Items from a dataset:

--- Start ---

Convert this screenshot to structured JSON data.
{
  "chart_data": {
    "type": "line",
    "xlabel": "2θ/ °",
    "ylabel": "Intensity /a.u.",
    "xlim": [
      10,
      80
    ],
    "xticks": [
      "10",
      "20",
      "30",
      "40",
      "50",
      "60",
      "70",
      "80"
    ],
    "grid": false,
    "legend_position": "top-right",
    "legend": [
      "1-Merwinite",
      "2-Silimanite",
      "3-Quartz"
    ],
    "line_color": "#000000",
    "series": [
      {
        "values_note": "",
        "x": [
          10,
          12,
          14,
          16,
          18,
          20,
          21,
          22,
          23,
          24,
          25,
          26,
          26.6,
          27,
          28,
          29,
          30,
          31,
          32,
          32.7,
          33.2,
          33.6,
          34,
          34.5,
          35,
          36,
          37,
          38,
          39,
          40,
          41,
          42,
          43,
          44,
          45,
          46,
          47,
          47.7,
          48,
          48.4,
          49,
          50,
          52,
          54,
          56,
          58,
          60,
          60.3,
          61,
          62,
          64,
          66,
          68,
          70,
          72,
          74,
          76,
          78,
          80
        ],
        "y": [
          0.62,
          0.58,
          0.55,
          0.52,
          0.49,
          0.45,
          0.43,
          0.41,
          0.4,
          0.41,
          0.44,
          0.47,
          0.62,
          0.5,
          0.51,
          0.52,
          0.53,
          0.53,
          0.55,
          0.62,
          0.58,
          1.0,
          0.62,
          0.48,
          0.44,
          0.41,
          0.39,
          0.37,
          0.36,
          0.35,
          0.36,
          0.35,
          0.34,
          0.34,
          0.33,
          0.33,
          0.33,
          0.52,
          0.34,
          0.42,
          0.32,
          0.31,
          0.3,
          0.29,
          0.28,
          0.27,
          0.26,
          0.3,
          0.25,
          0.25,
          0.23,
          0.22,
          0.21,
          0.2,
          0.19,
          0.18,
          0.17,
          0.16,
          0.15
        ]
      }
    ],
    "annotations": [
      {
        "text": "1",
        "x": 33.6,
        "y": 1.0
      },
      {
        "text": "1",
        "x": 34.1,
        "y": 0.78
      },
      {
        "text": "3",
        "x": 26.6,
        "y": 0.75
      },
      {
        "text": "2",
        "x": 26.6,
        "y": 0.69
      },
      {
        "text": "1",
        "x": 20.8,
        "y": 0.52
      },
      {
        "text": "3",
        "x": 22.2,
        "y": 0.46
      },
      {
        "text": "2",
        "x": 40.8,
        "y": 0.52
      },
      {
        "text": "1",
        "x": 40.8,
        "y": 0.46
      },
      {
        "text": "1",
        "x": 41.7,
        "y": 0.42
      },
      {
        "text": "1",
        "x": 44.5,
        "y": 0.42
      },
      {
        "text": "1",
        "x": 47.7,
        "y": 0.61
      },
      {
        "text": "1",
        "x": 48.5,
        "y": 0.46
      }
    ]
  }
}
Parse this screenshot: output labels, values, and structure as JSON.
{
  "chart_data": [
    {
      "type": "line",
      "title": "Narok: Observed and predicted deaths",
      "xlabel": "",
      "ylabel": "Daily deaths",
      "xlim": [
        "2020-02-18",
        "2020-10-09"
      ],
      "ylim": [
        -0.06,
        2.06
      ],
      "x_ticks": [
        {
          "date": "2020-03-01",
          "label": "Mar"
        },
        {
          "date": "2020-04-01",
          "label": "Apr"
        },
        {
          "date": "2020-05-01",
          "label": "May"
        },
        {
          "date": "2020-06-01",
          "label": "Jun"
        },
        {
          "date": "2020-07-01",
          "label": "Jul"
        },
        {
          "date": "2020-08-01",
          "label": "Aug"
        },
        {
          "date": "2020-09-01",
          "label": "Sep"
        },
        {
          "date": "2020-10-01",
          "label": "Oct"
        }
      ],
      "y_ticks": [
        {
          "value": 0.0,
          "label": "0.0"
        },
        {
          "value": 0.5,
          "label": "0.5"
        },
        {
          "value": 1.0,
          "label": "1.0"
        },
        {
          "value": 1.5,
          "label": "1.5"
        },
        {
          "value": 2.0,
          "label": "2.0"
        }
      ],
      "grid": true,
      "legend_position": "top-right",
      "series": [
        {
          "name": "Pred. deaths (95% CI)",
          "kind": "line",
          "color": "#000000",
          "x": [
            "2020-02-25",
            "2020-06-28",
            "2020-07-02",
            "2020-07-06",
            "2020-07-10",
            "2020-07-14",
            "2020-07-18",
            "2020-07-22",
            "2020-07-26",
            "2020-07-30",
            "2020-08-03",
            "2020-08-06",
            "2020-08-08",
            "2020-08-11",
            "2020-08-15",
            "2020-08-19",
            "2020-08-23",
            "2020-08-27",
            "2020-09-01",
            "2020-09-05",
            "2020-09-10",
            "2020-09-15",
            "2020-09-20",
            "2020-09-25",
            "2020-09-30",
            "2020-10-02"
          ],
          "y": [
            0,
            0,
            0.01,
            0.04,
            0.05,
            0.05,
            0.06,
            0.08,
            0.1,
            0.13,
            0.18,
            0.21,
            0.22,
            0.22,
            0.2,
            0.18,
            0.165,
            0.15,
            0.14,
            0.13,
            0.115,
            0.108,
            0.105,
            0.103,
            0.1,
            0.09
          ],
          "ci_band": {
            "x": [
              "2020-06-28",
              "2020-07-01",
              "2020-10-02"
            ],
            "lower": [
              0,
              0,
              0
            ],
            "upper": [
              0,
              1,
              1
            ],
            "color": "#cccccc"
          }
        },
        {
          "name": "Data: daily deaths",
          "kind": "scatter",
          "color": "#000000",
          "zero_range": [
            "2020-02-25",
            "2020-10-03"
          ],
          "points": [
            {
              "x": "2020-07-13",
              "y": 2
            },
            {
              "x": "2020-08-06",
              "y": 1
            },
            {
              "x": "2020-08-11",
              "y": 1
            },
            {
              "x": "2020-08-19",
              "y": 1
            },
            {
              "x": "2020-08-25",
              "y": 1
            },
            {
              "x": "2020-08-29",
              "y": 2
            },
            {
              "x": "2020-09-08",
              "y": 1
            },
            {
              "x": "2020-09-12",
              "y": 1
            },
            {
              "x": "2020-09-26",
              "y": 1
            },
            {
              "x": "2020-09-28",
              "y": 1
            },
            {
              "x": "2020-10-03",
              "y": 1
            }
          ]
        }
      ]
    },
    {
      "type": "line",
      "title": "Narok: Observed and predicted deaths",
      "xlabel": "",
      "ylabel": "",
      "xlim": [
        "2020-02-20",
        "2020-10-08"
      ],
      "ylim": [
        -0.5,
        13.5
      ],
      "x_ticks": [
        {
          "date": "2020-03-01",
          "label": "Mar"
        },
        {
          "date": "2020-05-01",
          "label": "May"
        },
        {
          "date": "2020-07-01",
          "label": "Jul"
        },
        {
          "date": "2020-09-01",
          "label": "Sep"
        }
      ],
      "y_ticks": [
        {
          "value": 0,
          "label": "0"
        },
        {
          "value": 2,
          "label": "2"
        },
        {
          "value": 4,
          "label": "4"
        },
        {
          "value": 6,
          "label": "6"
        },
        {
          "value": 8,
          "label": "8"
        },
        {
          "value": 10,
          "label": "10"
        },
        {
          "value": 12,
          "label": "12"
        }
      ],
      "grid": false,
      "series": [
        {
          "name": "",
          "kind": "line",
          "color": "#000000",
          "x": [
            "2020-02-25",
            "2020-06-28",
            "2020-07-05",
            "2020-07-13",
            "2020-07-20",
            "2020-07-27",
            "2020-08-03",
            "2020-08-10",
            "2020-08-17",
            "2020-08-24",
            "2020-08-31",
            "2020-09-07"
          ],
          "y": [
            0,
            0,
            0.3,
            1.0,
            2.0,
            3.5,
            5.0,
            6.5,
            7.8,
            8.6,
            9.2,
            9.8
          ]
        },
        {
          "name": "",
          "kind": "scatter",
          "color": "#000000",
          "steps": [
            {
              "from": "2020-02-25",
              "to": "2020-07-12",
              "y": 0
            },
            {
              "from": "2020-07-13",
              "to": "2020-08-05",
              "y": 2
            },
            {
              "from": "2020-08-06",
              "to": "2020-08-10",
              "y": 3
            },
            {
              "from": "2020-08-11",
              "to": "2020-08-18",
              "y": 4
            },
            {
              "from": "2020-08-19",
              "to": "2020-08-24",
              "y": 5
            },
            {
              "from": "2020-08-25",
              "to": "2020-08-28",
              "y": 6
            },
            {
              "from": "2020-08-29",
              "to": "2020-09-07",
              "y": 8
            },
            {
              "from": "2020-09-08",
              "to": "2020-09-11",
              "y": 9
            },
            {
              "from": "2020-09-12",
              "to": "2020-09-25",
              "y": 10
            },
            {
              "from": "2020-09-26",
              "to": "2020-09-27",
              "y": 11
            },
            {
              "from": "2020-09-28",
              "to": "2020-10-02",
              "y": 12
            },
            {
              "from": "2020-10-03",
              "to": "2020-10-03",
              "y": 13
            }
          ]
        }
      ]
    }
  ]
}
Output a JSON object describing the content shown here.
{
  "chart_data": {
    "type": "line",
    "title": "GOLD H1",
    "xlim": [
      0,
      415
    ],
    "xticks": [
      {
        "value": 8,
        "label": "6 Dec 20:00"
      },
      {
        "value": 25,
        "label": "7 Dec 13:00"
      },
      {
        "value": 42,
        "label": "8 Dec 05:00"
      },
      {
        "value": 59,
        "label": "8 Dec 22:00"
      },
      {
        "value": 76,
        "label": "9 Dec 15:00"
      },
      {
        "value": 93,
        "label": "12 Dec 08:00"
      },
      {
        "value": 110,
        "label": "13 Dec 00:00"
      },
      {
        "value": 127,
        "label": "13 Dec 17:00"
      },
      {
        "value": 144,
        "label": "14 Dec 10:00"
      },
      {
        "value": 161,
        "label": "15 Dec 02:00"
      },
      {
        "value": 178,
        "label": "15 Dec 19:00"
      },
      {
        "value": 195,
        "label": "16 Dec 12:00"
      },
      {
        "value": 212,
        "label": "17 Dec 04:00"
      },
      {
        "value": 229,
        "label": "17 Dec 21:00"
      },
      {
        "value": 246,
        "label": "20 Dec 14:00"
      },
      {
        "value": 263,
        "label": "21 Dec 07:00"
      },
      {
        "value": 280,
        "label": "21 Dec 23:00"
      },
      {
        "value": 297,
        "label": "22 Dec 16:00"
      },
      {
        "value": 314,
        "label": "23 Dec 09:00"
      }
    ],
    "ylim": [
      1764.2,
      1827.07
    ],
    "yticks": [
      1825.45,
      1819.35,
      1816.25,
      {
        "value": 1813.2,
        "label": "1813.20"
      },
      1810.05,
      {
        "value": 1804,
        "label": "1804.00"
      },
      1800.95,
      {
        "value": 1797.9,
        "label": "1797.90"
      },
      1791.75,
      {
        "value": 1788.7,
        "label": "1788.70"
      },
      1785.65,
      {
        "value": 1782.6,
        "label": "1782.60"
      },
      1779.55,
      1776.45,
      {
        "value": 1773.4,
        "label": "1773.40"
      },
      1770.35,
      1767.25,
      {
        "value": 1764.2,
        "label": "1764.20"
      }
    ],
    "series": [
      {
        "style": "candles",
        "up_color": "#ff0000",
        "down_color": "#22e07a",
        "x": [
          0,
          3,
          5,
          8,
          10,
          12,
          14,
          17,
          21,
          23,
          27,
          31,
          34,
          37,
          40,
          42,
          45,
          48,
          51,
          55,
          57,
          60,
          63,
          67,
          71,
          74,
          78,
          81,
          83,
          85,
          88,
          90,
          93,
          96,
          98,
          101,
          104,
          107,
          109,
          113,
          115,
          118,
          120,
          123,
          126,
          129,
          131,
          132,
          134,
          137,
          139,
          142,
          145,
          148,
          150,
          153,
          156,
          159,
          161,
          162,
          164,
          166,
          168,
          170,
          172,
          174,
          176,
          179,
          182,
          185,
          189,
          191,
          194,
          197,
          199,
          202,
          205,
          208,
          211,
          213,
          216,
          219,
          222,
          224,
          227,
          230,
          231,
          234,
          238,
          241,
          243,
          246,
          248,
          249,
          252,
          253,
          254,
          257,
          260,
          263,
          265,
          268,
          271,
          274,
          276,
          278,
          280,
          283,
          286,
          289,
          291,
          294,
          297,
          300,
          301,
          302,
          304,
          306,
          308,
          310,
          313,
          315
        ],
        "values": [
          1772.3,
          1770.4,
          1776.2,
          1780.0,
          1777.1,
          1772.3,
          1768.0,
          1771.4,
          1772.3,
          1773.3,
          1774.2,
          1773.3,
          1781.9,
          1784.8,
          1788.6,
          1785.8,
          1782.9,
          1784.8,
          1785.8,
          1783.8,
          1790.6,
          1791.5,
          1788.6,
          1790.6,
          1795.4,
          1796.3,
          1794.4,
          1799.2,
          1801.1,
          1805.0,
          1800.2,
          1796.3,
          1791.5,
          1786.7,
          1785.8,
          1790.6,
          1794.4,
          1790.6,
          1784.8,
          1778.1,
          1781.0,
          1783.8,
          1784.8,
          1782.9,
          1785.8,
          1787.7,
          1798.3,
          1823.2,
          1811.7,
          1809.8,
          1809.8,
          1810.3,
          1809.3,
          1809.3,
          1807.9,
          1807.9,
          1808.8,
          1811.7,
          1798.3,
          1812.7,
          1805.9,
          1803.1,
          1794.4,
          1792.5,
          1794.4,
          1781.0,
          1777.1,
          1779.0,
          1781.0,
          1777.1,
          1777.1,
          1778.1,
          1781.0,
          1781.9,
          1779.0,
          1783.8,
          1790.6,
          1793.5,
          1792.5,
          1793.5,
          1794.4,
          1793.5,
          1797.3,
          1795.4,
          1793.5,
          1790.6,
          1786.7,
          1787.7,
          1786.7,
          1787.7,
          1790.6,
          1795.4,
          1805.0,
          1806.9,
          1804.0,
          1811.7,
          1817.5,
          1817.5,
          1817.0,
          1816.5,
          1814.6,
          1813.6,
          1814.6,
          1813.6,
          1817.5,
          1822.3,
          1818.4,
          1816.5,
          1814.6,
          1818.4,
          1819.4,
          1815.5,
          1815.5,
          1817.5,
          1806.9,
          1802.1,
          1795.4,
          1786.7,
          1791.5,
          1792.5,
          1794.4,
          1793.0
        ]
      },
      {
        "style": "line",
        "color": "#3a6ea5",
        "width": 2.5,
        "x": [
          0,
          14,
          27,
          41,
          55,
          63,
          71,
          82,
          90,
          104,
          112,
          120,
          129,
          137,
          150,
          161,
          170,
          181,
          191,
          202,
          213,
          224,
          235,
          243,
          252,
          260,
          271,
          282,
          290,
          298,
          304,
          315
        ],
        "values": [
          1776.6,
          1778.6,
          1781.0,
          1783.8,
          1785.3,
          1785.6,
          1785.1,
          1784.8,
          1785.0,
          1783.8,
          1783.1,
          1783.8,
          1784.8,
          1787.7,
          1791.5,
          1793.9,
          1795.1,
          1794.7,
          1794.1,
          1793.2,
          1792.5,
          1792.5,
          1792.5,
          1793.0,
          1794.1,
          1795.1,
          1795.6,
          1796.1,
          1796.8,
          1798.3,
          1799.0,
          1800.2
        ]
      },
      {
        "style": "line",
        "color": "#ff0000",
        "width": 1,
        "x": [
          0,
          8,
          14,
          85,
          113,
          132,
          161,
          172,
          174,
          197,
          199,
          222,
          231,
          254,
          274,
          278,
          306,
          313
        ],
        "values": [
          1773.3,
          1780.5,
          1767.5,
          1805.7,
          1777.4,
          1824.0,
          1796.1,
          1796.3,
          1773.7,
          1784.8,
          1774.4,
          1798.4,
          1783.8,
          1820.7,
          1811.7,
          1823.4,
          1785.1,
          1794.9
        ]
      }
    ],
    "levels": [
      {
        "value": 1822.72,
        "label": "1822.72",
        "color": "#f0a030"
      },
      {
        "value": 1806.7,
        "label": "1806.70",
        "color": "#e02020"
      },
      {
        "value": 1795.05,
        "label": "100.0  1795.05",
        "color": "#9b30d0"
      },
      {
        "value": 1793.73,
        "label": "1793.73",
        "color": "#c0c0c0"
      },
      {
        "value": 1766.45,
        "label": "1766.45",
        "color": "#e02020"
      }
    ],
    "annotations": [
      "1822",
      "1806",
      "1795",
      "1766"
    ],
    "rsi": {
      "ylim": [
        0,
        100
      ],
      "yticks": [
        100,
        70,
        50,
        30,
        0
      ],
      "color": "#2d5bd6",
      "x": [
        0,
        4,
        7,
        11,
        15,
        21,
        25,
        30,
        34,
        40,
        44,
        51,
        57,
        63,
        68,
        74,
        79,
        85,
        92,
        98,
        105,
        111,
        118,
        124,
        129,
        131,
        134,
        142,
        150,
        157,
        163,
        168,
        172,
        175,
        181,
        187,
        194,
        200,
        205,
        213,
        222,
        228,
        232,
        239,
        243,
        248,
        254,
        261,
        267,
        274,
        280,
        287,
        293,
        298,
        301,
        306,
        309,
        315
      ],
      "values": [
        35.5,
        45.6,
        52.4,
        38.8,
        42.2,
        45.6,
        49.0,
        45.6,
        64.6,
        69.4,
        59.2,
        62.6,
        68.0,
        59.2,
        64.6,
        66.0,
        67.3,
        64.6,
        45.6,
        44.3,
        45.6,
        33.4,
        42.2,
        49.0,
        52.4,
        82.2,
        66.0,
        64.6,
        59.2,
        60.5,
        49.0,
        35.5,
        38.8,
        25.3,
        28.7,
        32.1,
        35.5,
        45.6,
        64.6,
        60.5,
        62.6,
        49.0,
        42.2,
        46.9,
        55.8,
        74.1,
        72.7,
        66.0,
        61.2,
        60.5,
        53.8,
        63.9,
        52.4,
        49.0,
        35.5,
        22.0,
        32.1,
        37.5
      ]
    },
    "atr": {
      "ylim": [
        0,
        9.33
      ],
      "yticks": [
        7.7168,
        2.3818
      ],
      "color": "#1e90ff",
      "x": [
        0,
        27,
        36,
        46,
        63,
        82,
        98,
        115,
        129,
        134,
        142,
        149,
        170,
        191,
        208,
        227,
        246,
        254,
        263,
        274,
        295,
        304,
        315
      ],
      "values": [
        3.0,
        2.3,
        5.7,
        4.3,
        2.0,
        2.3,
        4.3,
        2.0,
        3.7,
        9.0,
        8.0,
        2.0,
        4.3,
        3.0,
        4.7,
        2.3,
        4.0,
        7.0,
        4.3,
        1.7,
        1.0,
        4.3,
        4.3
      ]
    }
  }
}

--- End ---

Short problem = Copy each line of the records above that carries the word "name".

The output =
          "name": "Pred. deaths (95% CI)",
          "name": "Data: daily deaths",
          "name": "",
          "name": "",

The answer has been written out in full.